Required work - Word for word, restate every line of the listing that follows.

Record extracts -

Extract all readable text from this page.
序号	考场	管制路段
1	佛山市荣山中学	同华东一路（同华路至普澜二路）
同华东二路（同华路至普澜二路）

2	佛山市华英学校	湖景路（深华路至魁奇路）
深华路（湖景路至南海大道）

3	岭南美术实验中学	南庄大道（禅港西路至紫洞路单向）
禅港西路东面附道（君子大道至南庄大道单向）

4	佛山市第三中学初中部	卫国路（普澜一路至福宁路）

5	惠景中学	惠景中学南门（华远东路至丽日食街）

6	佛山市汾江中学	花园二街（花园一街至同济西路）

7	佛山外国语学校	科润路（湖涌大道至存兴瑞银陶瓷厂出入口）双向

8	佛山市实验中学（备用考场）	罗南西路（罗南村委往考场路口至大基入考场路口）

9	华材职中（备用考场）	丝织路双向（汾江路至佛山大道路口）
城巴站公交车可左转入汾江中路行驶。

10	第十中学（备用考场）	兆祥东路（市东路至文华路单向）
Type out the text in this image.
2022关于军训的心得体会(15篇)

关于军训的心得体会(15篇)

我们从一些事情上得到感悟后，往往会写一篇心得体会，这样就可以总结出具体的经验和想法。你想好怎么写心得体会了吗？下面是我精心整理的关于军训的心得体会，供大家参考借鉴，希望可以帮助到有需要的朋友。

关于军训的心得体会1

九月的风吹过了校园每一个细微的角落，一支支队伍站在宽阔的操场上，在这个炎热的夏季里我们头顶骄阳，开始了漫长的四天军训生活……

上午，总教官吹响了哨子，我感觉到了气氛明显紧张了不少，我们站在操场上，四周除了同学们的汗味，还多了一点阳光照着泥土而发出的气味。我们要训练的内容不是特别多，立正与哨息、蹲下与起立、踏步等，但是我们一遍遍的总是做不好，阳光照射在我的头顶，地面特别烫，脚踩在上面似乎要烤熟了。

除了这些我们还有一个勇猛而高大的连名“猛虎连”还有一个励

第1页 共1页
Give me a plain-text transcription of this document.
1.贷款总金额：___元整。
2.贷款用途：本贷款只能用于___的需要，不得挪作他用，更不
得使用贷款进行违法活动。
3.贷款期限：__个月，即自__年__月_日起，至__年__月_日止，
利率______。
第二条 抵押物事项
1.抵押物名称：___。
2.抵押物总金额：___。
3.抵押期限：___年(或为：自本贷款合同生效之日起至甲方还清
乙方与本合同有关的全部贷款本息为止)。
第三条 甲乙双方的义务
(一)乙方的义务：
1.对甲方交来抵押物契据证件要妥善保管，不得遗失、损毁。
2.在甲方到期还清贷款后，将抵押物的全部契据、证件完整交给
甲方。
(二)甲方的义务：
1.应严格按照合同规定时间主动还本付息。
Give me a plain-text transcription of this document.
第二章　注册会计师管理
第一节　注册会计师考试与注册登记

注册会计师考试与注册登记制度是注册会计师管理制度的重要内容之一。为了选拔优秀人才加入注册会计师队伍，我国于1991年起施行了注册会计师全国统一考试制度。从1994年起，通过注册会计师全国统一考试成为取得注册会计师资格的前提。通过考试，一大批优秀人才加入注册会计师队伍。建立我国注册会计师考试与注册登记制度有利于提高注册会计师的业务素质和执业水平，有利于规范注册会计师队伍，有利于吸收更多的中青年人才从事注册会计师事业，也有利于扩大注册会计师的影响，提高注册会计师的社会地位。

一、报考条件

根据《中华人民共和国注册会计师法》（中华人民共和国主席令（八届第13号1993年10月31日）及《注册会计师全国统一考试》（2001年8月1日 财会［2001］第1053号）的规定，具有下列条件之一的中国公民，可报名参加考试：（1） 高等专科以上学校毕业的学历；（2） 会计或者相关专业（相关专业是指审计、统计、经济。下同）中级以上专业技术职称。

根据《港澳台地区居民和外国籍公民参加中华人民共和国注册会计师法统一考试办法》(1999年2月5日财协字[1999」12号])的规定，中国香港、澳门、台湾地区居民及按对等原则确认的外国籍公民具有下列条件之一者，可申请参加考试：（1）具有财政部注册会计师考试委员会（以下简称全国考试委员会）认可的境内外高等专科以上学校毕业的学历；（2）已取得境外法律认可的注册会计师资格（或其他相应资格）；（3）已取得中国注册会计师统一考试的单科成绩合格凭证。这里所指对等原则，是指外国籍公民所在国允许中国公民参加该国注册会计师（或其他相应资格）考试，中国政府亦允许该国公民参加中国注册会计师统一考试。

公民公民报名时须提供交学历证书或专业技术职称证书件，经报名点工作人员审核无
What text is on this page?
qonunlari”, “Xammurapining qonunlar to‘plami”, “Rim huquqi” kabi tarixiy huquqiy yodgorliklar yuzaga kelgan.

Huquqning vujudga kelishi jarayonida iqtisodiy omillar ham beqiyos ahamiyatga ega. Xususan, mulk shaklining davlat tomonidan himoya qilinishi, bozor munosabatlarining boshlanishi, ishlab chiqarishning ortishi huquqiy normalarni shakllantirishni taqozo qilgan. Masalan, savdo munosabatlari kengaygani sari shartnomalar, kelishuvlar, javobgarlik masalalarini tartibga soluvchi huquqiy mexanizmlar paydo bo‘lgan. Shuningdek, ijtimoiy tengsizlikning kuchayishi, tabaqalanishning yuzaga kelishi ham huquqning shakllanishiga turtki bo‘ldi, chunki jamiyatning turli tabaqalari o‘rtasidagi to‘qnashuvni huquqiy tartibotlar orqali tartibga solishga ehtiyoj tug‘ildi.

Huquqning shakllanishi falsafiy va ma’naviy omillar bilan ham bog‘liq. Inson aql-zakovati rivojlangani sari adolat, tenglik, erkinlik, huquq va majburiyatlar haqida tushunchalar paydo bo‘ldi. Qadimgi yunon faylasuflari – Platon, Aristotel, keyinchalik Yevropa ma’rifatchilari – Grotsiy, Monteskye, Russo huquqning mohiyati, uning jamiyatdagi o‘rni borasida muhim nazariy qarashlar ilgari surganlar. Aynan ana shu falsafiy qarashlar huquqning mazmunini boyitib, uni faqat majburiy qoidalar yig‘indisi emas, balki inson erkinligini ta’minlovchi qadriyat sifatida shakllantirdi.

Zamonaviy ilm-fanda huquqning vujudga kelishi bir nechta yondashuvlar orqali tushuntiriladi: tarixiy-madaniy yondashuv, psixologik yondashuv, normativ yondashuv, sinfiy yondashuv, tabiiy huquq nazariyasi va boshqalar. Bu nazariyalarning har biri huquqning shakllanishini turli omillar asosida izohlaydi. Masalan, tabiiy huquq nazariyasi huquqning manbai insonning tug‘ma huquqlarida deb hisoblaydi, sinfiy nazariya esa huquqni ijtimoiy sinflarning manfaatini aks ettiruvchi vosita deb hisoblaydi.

Worked solution -
Extract all readable text from this page.
序号	考场	管制路段
1	佛山市荣山中学	同华东一路（同华路至普澜二路）
同华东二路（同华路至普澜二路）

2	佛山市华英学校	湖景路（深华路至魁奇路）
深华路（湖景路至南海大道）

3	岭南美术实验中学	南庄大道（禅港西路至紫洞路单向）
禅港西路东面附道（君子大道至南庄大道单向）

4	佛山市第三中学初中部	卫国路（普澜一路至福宁路）

5	惠景中学	惠景中学南门（华远东路至丽日食街）

6	佛山市汾江中学	花园二街（花园一街至同济西路）

7	佛山外国语学校	科润路（湖涌大道至存兴瑞银陶瓷厂出入口）双向

8	佛山市实验中学（备用考场）	罗南西路（罗南村委往考场路口至大基入考场路口）

9	华材职中（备用考场）	丝织路双向（汾江路至佛山大道路口）
城巴站公交车可左转入汾江中路行驶。

10	第十中学（备用考场）	兆祥东路（市东路至文华路单向）
Type out the text in this image.
2022关于军训的心得体会(15篇)

关于军训的心得体会(15篇)

我们从一些事情上得到感悟后，往往会写一篇心得体会，这样就可以总结出具体的经验和想法。你想好怎么写心得体会了吗？下面是我精心整理的关于军训的心得体会，供大家参考借鉴，希望可以帮助到有需要的朋友。

关于军训的心得体会1

九月的风吹过了校园每一个细微的角落，一支支队伍站在宽阔的操场上，在这个炎热的夏季里我们头顶骄阳，开始了漫长的四天军训生活……

上午，总教官吹响了哨子，我感觉到了气氛明显紧张了不少，我们站在操场上，四周除了同学们的汗味，还多了一点阳光照着泥土而发出的气味。我们要训练的内容不是特别多，立正与哨息、蹲下与起立、踏步等，但是我们一遍遍的总是做不好，阳光照射在我的头顶，地面特别烫，脚踩在上面似乎要烤熟了。

除了这些我们还有一个勇猛而高大的连名“猛虎连”还有一个励

第1页 共1页
Give me a plain-text transcription of this document.
1.贷款总金额：___元整。
2.贷款用途：本贷款只能用于___的需要，不得挪作他用，更不
得使用贷款进行违法活动。
3.贷款期限：__个月，即自__年__月_日起，至__年__月_日止，
利率______。
第二条 抵押物事项
1.抵押物名称：___。
2.抵押物总金额：___。
3.抵押期限：___年(或为：自本贷款合同生效之日起至甲方还清
乙方与本合同有关的全部贷款本息为止)。
第三条 甲乙双方的义务
(一)乙方的义务：
1.对甲方交来抵押物契据证件要妥善保管，不得遗失、损毁。
2.在甲方到期还清贷款后，将抵押物的全部契据、证件完整交给
甲方。
(二)甲方的义务：
1.应严格按照合同规定时间主动还本付息。
Give me a plain-text transcription of this document.
第二章　注册会计师管理
第一节　注册会计师考试与注册登记

注册会计师考试与注册登记制度是注册会计师管理制度的重要内容之一。为了选拔优秀人才加入注册会计师队伍，我国于1991年起施行了注册会计师全国统一考试制度。从1994年起，通过注册会计师全国统一考试成为取得注册会计师资格的前提。通过考试，一大批优秀人才加入注册会计师队伍。建立我国注册会计师考试与注册登记制度有利于提高注册会计师的业务素质和执业水平，有利于规范注册会计师队伍，有利于吸收更多的中青年人才从事注册会计师事业，也有利于扩大注册会计师的影响，提高注册会计师的社会地位。

一、报考条件

根据《中华人民共和国注册会计师法》（中华人民共和国主席令（八届第13号1993年10月31日）及《注册会计师全国统一考试》（2001年8月1日 财会［2001］第1053号）的规定，具有下列条件之一的中国公民，可报名参加考试：（1） 高等专科以上学校毕业的学历；（2） 会计或者相关专业（相关专业是指审计、统计、经济。下同）中级以上专业技术职称。

根据《港澳台地区居民和外国籍公民参加中华人民共和国注册会计师法统一考试办法》(1999年2月5日财协字[1999」12号])的规定，中国香港、澳门、台湾地区居民及按对等原则确认的外国籍公民具有下列条件之一者，可申请参加考试：（1）具有财政部注册会计师考试委员会（以下简称全国考试委员会）认可的境内外高等专科以上学校毕业的学历；（2）已取得境外法律认可的注册会计师资格（或其他相应资格）；（3）已取得中国注册会计师统一考试的单科成绩合格凭证。这里所指对等原则，是指外国籍公民所在国允许中国公民参加该国注册会计师（或其他相应资格）考试，中国政府亦允许该国公民参加中国注册会计师统一考试。

公民公民报名时须提供交学历证书或专业技术职称证书件，经报名点工作人员审核无
What text is on this page?
qonunlari”, “Xammurapining qonunlar to‘plami”, “Rim huquqi” kabi tarixiy huquqiy yodgorliklar yuzaga kelgan.

Huquqning vujudga kelishi jarayonida iqtisodiy omillar ham beqiyos ahamiyatga ega. Xususan, mulk shaklining davlat tomonidan himoya qilinishi, bozor munosabatlarining boshlanishi, ishlab chiqarishning ortishi huquqiy normalarni shakllantirishni taqozo qilgan. Masalan, savdo munosabatlari kengaygani sari shartnomalar, kelishuvlar, javobgarlik masalalarini tartibga soluvchi huquqiy mexanizmlar paydo bo‘lgan. Shuningdek, ijtimoiy tengsizlikning kuchayishi, tabaqalanishning yuzaga kelishi ham huquqning shakllanishiga turtki bo‘ldi, chunki jamiyatning turli tabaqalari o‘rtasidagi to‘qnashuvni huquqiy tartibotlar orqali tartibga solishga ehtiyoj tug‘ildi.

Huquqning shakllanishi falsafiy va ma’naviy omillar bilan ham bog‘liq. Inson aql-zakovati rivojlangani sari adolat, tenglik, erkinlik, huquq va majburiyatlar haqida tushunchalar paydo bo‘ldi. Qadimgi yunon faylasuflari – Platon, Aristotel, keyinchalik Yevropa ma’rifatchilari – Grotsiy, Monteskye, Russo huquqning mohiyati, uning jamiyatdagi o‘rni borasida muhim nazariy qarashlar ilgari surganlar. Aynan ana shu falsafiy qarashlar huquqning mazmunini boyitib, uni faqat majburiy qoidalar yig‘indisi emas, balki inson erkinligini ta’minlovchi qadriyat sifatida shakllantirdi.

Zamonaviy ilm-fanda huquqning vujudga kelishi bir nechta yondashuvlar orqali tushuntiriladi: tarixiy-madaniy yondashuv, psixologik yondashuv, normativ yondashuv, sinfiy yondashuv, tabiiy huquq nazariyasi va boshqalar. Bu nazariyalarning har biri huquqning shakllanishini turli omillar asosida izohlaydi. Masalan, tabiiy huquq nazariyasi huquqning manbai insonning tug‘ma huquqlarida deb hisoblaydi, sinfiy nazariya esa huquqni ijtimoiy sinflarning manfaatini aks ettiruvchi vosita deb hisoblaydi.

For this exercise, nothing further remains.